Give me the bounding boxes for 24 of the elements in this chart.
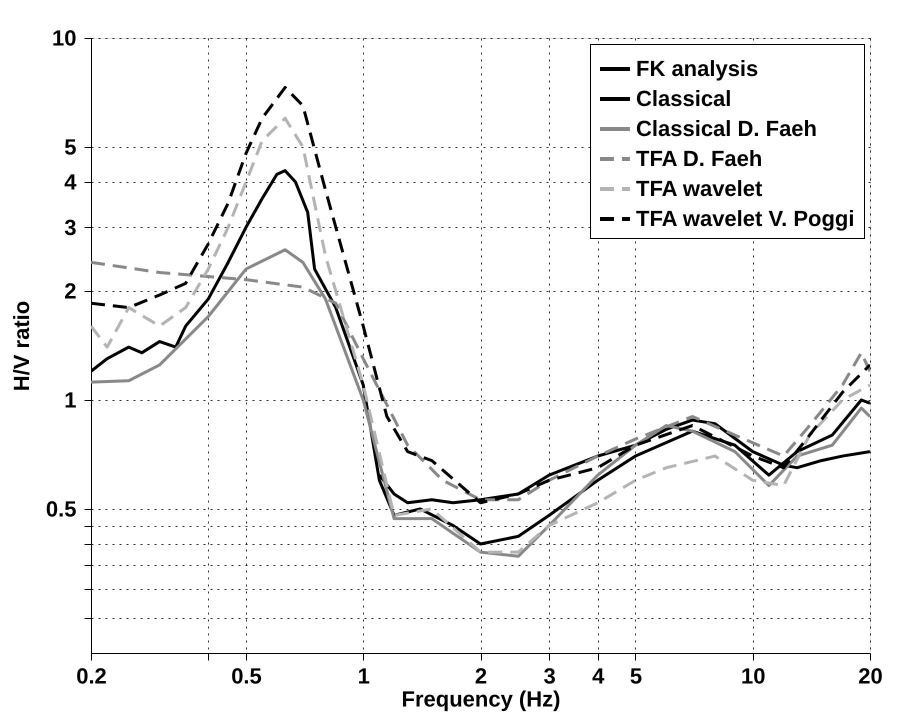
x-tick-label: 1 [358, 664, 370, 688]
x-tick-label: 20 [858, 664, 883, 688]
y-tick-label: 0.5 [46, 496, 76, 522]
legend-label: TFA wavelet V. Poggi [636, 206, 854, 231]
y-tick-label: 1 [64, 387, 76, 412]
y-tick-label: 5 [64, 134, 76, 160]
x-tick-label: 0.5 [231, 664, 262, 688]
x-tick-label: 5 [630, 664, 642, 688]
x-tick-label: 4 [592, 664, 606, 688]
legend-label: TFA wavelet [636, 176, 764, 201]
legend-label: FK analysis [636, 56, 758, 81]
legend-label: Classical D. Faeh [636, 116, 817, 141]
y-tick-label: 4 [64, 170, 78, 195]
y-tick-label: 3 [64, 214, 76, 240]
x-axis-title: Frequency (Hz) [402, 686, 560, 712]
y-axis-title: H/V ratio [8, 300, 34, 392]
x-tick-label: 10 [741, 664, 766, 688]
x-tick-label: 2 [474, 664, 488, 688]
legend-label: Classical [636, 86, 732, 111]
x-tick-label: 3 [543, 664, 556, 688]
x-tick-label: 0.2 [76, 664, 107, 688]
legend-label: TFA D. Faeh [636, 146, 762, 171]
y-tick-label: 2 [64, 278, 76, 304]
y-tick-label: 10 [52, 26, 76, 50]
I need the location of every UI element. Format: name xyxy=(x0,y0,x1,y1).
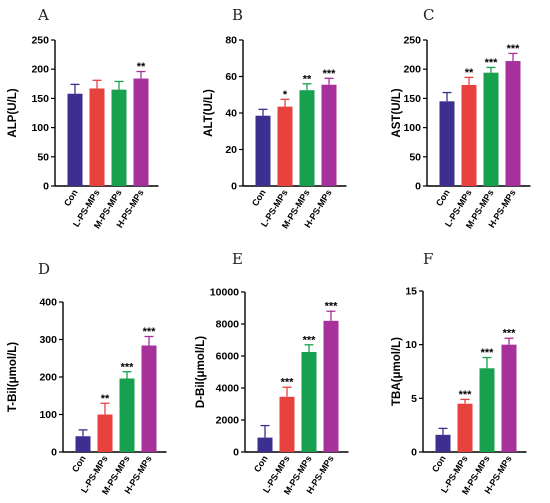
y-tick-label: 10 xyxy=(405,339,417,351)
y-tick-label: 60 xyxy=(225,71,237,83)
significance-label: *** xyxy=(303,334,317,346)
y-tick-label: 100 xyxy=(403,122,421,134)
x-tick-label: Con xyxy=(70,454,88,474)
chart-panel-f: FTBA(μmol/L)051015Con***L-PS-MPs***M-PS-… xyxy=(391,250,527,496)
bar-h-ps-mps xyxy=(133,78,149,186)
y-tick-label: 80 xyxy=(225,35,237,47)
bar-l-ps-mps xyxy=(97,414,113,452)
y-tick-label: 8000 xyxy=(216,319,240,331)
y-tick-label: 10000 xyxy=(210,287,239,299)
y-tick-label: 50 xyxy=(37,151,49,163)
bar-l-ps-mps xyxy=(277,106,293,186)
y-tick-label: 4000 xyxy=(216,383,240,395)
significance-label: *** xyxy=(121,361,135,373)
y-tick-label: 200 xyxy=(31,64,49,76)
chart-panel-d: DT-Bil(μmol/L)0100200300400Con**L-PS-MPs… xyxy=(7,260,167,496)
bar-h-ps-mps xyxy=(323,320,339,452)
significance-label: *** xyxy=(459,389,473,401)
significance-label: *** xyxy=(143,326,157,338)
significance-label: ** xyxy=(303,73,312,85)
bar-l-ps-mps xyxy=(89,88,105,186)
chart-panel-c: CAST(U/L)050100150200250Con**L-PS-MPs***… xyxy=(391,6,531,230)
panel-letter: E xyxy=(232,250,243,268)
y-tick-label: 0 xyxy=(233,447,239,459)
significance-label: ** xyxy=(101,393,110,405)
y-tick-label: 150 xyxy=(403,93,421,105)
x-tick-label: Con xyxy=(62,188,80,208)
y-tick-label: 0 xyxy=(43,181,49,193)
y-tick-label: 250 xyxy=(403,35,421,47)
y-tick-label: 15 xyxy=(405,286,417,298)
bar-con xyxy=(435,434,451,452)
significance-label: *** xyxy=(325,301,339,313)
x-tick-label: Con xyxy=(434,188,452,208)
bar-l-ps-mps xyxy=(279,396,295,452)
bar-m-ps-mps xyxy=(299,90,315,186)
bar-h-ps-mps xyxy=(321,84,337,186)
significance-label: * xyxy=(283,89,288,101)
y-tick-label: 400 xyxy=(39,297,57,309)
bar-m-ps-mps xyxy=(483,72,499,186)
panel-letter: F xyxy=(423,250,433,268)
y-tick-label: 6000 xyxy=(216,351,240,363)
significance-label: *** xyxy=(485,57,499,69)
bar-con xyxy=(67,93,83,186)
bar-m-ps-mps xyxy=(111,89,127,186)
bar-m-ps-mps xyxy=(479,368,495,452)
chart-panel-a: AALP(U/L)050100150200250ConL-PS-MPsM-PS-… xyxy=(7,6,159,230)
bar-con xyxy=(75,436,91,452)
significance-label: *** xyxy=(323,68,337,80)
y-tick-label: 0 xyxy=(411,447,417,459)
significance-label: *** xyxy=(503,328,517,340)
y-axis-label: TBA(μmol/L) xyxy=(391,337,403,406)
y-axis-label: T-Bil(μmol/L) xyxy=(7,342,19,412)
y-tick-label: 5 xyxy=(411,393,417,405)
bar-l-ps-mps xyxy=(461,84,477,186)
y-tick-label: 300 xyxy=(39,334,57,346)
y-tick-label: 150 xyxy=(31,93,49,105)
y-tick-label: 100 xyxy=(39,409,57,421)
significance-label: *** xyxy=(481,347,495,359)
y-tick-label: 2000 xyxy=(216,415,240,427)
y-tick-label: 250 xyxy=(31,35,49,47)
panel-letter: D xyxy=(38,260,50,278)
bar-m-ps-mps xyxy=(119,378,135,452)
y-tick-label: 100 xyxy=(31,122,49,134)
bar-l-ps-mps xyxy=(457,403,473,452)
bar-con xyxy=(255,115,271,186)
bar-con xyxy=(257,437,273,452)
y-tick-label: 200 xyxy=(403,64,421,76)
x-tick-label: Con xyxy=(250,188,268,208)
x-tick-label: Con xyxy=(430,454,448,474)
panel-letter: C xyxy=(423,6,434,24)
chart-panel-e: E D-Bil(μmol/L) 0 2000 4000 6000 8000 10000 Con *… xyxy=(195,250,349,496)
y-tick-label: 0 xyxy=(231,181,237,193)
bar-m-ps-mps xyxy=(301,352,317,452)
y-tick-label: 200 xyxy=(39,372,57,384)
y-axis-label: ALP(U/L) xyxy=(7,88,19,137)
y-tick-label: 20 xyxy=(225,144,237,156)
bar-h-ps-mps xyxy=(505,61,521,186)
x-tick-label: Con xyxy=(252,454,270,474)
y-tick-label: 50 xyxy=(409,151,421,163)
y-tick-label: 0 xyxy=(51,447,57,459)
significance-label: *** xyxy=(507,43,521,55)
y-tick-label: 40 xyxy=(225,108,237,120)
bar-h-ps-mps xyxy=(141,345,157,452)
y-axis-label: ALT(U/L) xyxy=(203,89,215,137)
chart-panel-b: BALT(U/L)020406080Con*L-PS-MPs**M-PS-MPs… xyxy=(203,6,347,230)
significance-label: ** xyxy=(465,67,474,79)
y-axis-label: D-Bil(μmol/L) xyxy=(195,336,207,408)
y-tick-label: 0 xyxy=(415,181,421,193)
bar-h-ps-mps xyxy=(501,344,517,452)
panel-letter: A xyxy=(37,6,49,24)
y-axis-label: AST(U/L) xyxy=(391,88,403,137)
significance-label: ** xyxy=(137,61,146,73)
panel-letter: B xyxy=(232,6,243,24)
significance-label: *** xyxy=(281,377,295,389)
bar-con xyxy=(439,101,455,186)
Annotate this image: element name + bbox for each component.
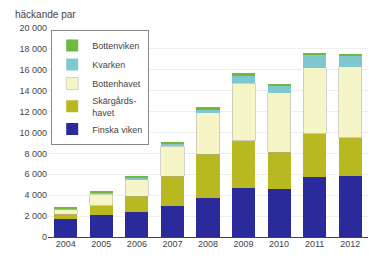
svg-text:2006: 2006 (127, 239, 147, 249)
svg-text:18 000: 18 000 (19, 44, 47, 54)
svg-text:2010: 2010 (269, 239, 289, 249)
svg-text:Skärgårds-havet: Skärgårds-havet (92, 96, 136, 118)
svg-text:2011: 2011 (305, 239, 324, 249)
svg-text:Kvarken: Kvarken (92, 60, 125, 70)
svg-text:16 000: 16 000 (19, 65, 47, 75)
svg-text:20 000: 20 000 (19, 23, 47, 33)
svg-text:2005: 2005 (91, 239, 111, 249)
svg-text:0: 0 (42, 232, 47, 242)
svg-text:6 000: 6 000 (24, 169, 47, 179)
svg-text:Finska viken: Finska viken (92, 125, 142, 135)
svg-text:8 000: 8 000 (24, 149, 47, 159)
svg-text:14 000: 14 000 (19, 86, 47, 96)
svg-text:Bottenviken: Bottenviken (92, 41, 139, 51)
svg-text:2008: 2008 (198, 239, 218, 249)
svg-text:4 000: 4 000 (24, 190, 47, 200)
svg-text:2 000: 2 000 (24, 211, 47, 221)
svg-text:2004: 2004 (56, 239, 76, 249)
svg-text:12 000: 12 000 (19, 107, 47, 117)
svg-text:2007: 2007 (162, 239, 182, 249)
svg-text:2009: 2009 (234, 239, 254, 249)
svg-text:10 000: 10 000 (19, 128, 47, 138)
svg-text:2012: 2012 (340, 239, 360, 249)
svg-text:häckande par: häckande par (15, 9, 76, 20)
svg-text:Bottenhavet: Bottenhavet (92, 79, 141, 89)
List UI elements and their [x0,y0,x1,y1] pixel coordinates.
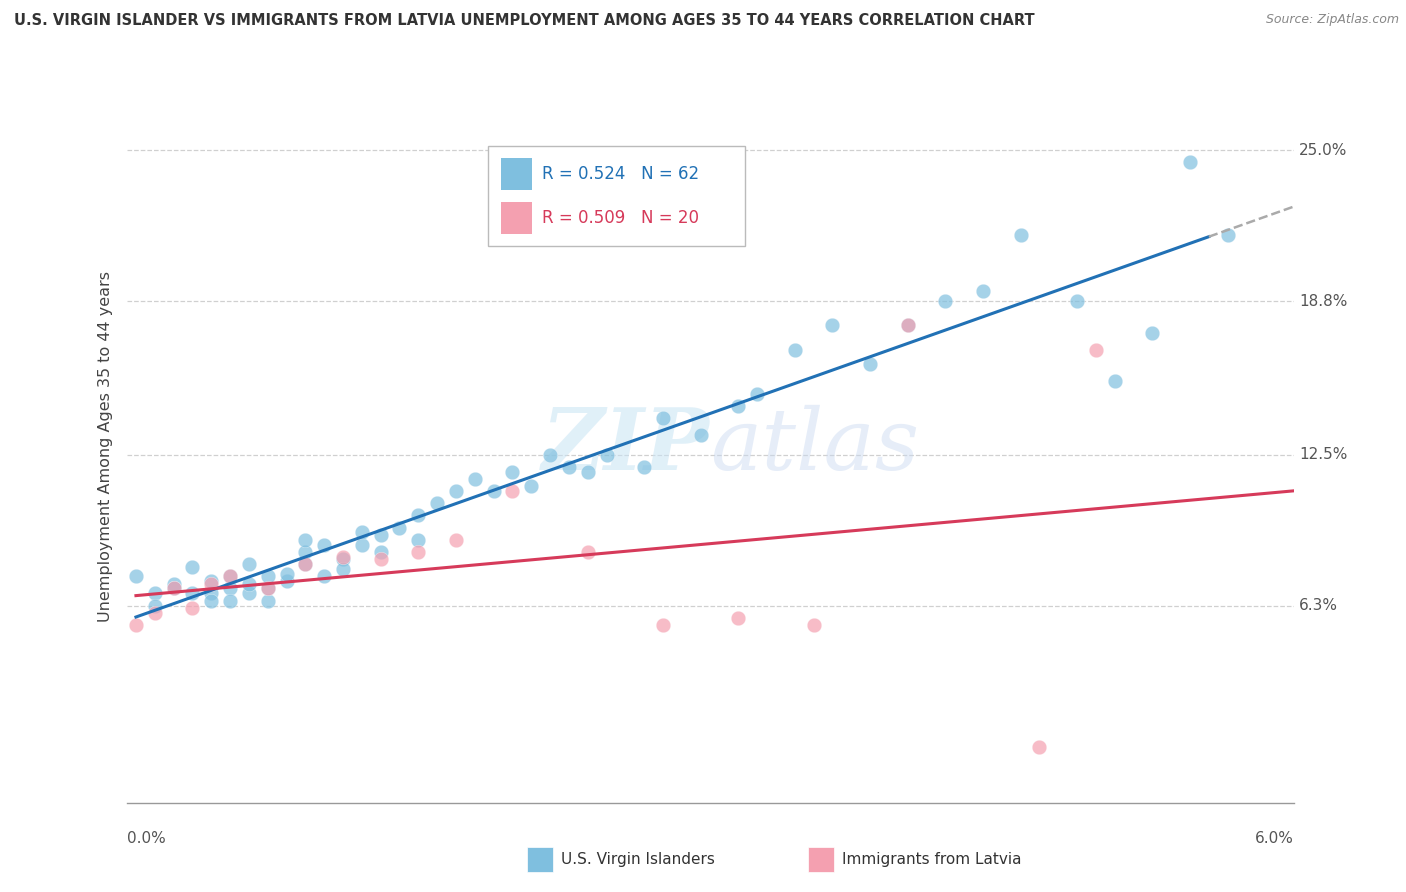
Text: ZIP: ZIP [543,404,710,488]
Point [294,533,316,547]
Point [934,294,956,309]
Point [200,576,222,591]
Point [783,343,806,357]
Point [520,479,543,493]
Y-axis label: Unemployment Among Ages 35 to 44 years: Unemployment Among Ages 35 to 44 years [97,270,112,622]
Text: 25.0%: 25.0% [1299,143,1348,158]
Point [558,459,581,474]
Point [238,557,260,571]
Text: Source: ZipAtlas.com: Source: ZipAtlas.com [1265,13,1399,27]
Text: 12.5%: 12.5% [1299,447,1348,462]
Text: R = 0.509   N = 20: R = 0.509 N = 20 [543,210,699,227]
Point [181,586,204,600]
Point [125,569,148,583]
Point [803,618,825,632]
Point [256,593,278,607]
Point [332,562,354,576]
Point [294,557,316,571]
Point [727,399,749,413]
Point [652,411,675,425]
Point [1216,228,1239,243]
Point [162,576,184,591]
Point [256,569,278,583]
Point [745,386,768,401]
Point [314,569,336,583]
Point [538,448,561,462]
Point [276,566,298,581]
Point [219,593,242,607]
Point [1104,375,1126,389]
Point [200,586,222,600]
Text: 0.0%: 0.0% [127,830,166,846]
Point [181,559,204,574]
Point [162,582,184,596]
Point [370,528,392,542]
Point [256,582,278,596]
Point [408,545,430,559]
Point [633,459,655,474]
Point [1178,155,1201,169]
Point [689,428,711,442]
Text: U.S. VIRGIN ISLANDER VS IMMIGRANTS FROM LATVIA UNEMPLOYMENT AMONG AGES 35 TO 44 : U.S. VIRGIN ISLANDER VS IMMIGRANTS FROM … [14,13,1035,29]
Point [314,538,336,552]
Point [350,538,373,552]
Text: atlas: atlas [710,405,920,487]
Point [972,285,994,299]
Point [576,545,599,559]
Point [1142,326,1164,340]
Text: 6.0%: 6.0% [1254,830,1294,846]
Point [238,576,260,591]
Point [821,318,844,333]
Point [125,618,148,632]
Point [652,618,675,632]
Point [143,599,166,613]
Point [143,586,166,600]
Point [294,545,316,559]
Point [370,552,392,566]
Point [576,465,599,479]
Text: U.S. Virgin Islanders: U.S. Virgin Islanders [561,853,714,867]
Text: Immigrants from Latvia: Immigrants from Latvia [842,853,1022,867]
Point [464,472,486,486]
Text: 18.8%: 18.8% [1299,293,1348,309]
Point [200,574,222,589]
Point [200,593,222,607]
Point [501,465,523,479]
Point [370,545,392,559]
Point [388,520,411,534]
Point [332,549,354,564]
Point [256,582,278,596]
Point [350,525,373,540]
Point [501,484,523,499]
Point [294,557,316,571]
Point [595,448,617,462]
Point [143,606,166,620]
Text: R = 0.524   N = 62: R = 0.524 N = 62 [543,165,699,183]
Point [444,484,467,499]
Point [408,508,430,523]
Point [482,484,505,499]
Point [1010,228,1032,243]
Point [332,552,354,566]
Point [897,318,920,333]
Point [897,318,920,333]
Point [727,610,749,624]
Point [444,533,467,547]
Text: 6.3%: 6.3% [1299,598,1339,613]
Point [1066,294,1088,309]
Point [276,574,298,589]
Point [162,582,184,596]
Point [1028,739,1050,754]
Point [238,586,260,600]
Point [219,569,242,583]
Point [408,533,430,547]
Point [426,496,449,510]
Point [1084,343,1107,357]
Point [219,582,242,596]
Point [181,601,204,615]
Point [859,358,882,372]
Point [219,569,242,583]
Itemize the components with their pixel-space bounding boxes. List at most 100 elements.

·····

§ WHAT IS NEEDED:
Rewrite as a numbered list, skipping blank lines, only the lines from the line containing "svg-text:2006: 2006 (127, 239, 147, 249)" up to and including the line containing "List UI elements".

§ PROBLEM SOLUTION:
1. svg-text:2006: 2006 (127, 239, 147, 249)
2. svg-text:18 000: 18 000 (19, 44, 47, 54)
3. svg-text:2010: 2010 (269, 239, 289, 249)
4. svg-text:Skärgårds-havet: Skärgårds-havet (92, 96, 136, 118)
5. svg-text:2011: 2011 (305, 239, 324, 249)
6. svg-text:Kvarken: Kvarken (92, 60, 125, 70)
7. svg-text:16 000: 16 000 (19, 65, 47, 75)
8. svg-text:20 000: 20 000 (19, 23, 47, 33)
9. svg-text:2005: 2005 (91, 239, 111, 249)
10. svg-text:0: 0 (42, 232, 47, 242)
11. svg-text:6 000: 6 000 (24, 169, 47, 179)
12. svg-text:Finska viken: Finska viken (92, 125, 142, 135)
13. svg-text:8 000: 8 000 (24, 149, 47, 159)
14. svg-text:14 000: 14 000 (19, 86, 47, 96)
15. svg-text:Bottenviken: Bottenviken (92, 41, 139, 51)
16. svg-text:2008: 2008 (198, 239, 218, 249)
17. svg-text:4 000: 4 000 (24, 190, 47, 200)
18. svg-text:2 000: 2 000 (24, 211, 47, 221)
19. svg-text:2004: 2004 (56, 239, 76, 249)
20. svg-text:12 000: 12 000 (19, 107, 47, 117)
21. svg-text:2007: 2007 (162, 239, 182, 249)
22. svg-text:2009: 2009 (234, 239, 254, 249)
23. svg-text:10 000: 10 000 (19, 128, 47, 138)
24. svg-text:2012: 2012 (340, 239, 360, 249)
25. svg-text:häckande par: häckande par (15, 9, 76, 20)
26. svg-text:Bottenhavet: Bottenhavet (92, 79, 141, 89)
27. List UI elements and their [x0,y0,x1,y1] pixel coordinates.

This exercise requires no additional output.